= PROBLEM TO WORK ON =
Could you transcribe every record below exactly as written, leaving out any pictures?
[Start of ENTRIES]
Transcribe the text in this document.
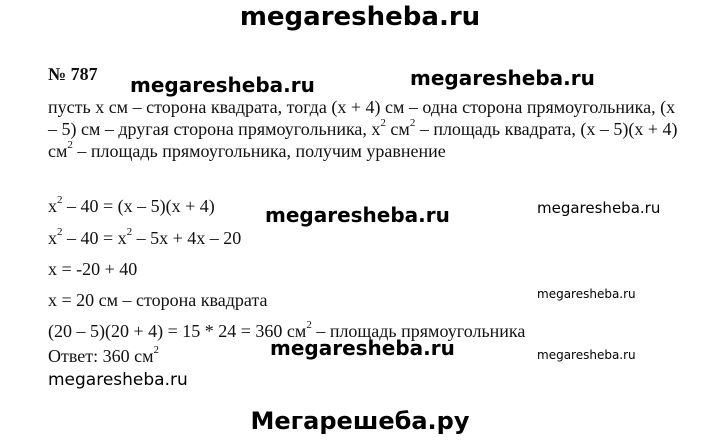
megaresheba.ru
№ 787 megaresheba.ru	megaresheba.ru
пусть х см – сторона квадрата, тогда (х + 4) см – одна сторона прямоугольника, (х – 5) см – другая сторона прямоугольника, $х^2$ $см^2$ – площадь квадрата, (х – 5)(х + 4) $см^2$ – площадь прямоугольника, получим уравнение
$х^2 - 40 = (х - 5)(х + 4)$	megaresheba.ru	megaresheba.ru
$х^2 - 40 = х^2 - 5х + 4х - 20$
х = -20 + 40
х = 20 см – сторона квадрата	megaresheba.ru
(20 – 5)(20 + 4) = 15 * 24 = 360 $см^2$ – площадь прямоугольника
megaresheba.ru	megaresheba.ru
Ответ: 360 $см^2$
megaresheba.ru
Мегарешеба.ру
[End of ENTRIES]
= OUTPUT FOR THIS EXERCISE =
Transcribe the text in this document.
megaresheba.ru
№ 787 megaresheba.ru	megaresheba.ru
пусть х см – сторона квадрата, тогда (х + 4) см – одна сторона прямоугольника, (х – 5) см – другая сторона прямоугольника, $х^2$ $см^2$ – площадь квадрата, (х – 5)(х + 4) $см^2$ – площадь прямоугольника, получим уравнение
$х^2 - 40 = (х - 5)(х + 4)$	megaresheba.ru	megaresheba.ru
$х^2 - 40 = х^2 - 5х + 4х - 20$
х = -20 + 40
х = 20 см – сторона квадрата	megaresheba.ru
(20 – 5)(20 + 4) = 15 * 24 = 360 $см^2$ – площадь прямоугольника
megaresheba.ru	megaresheba.ru
Ответ: 360 $см^2$
megaresheba.ru
Мегарешеба.ру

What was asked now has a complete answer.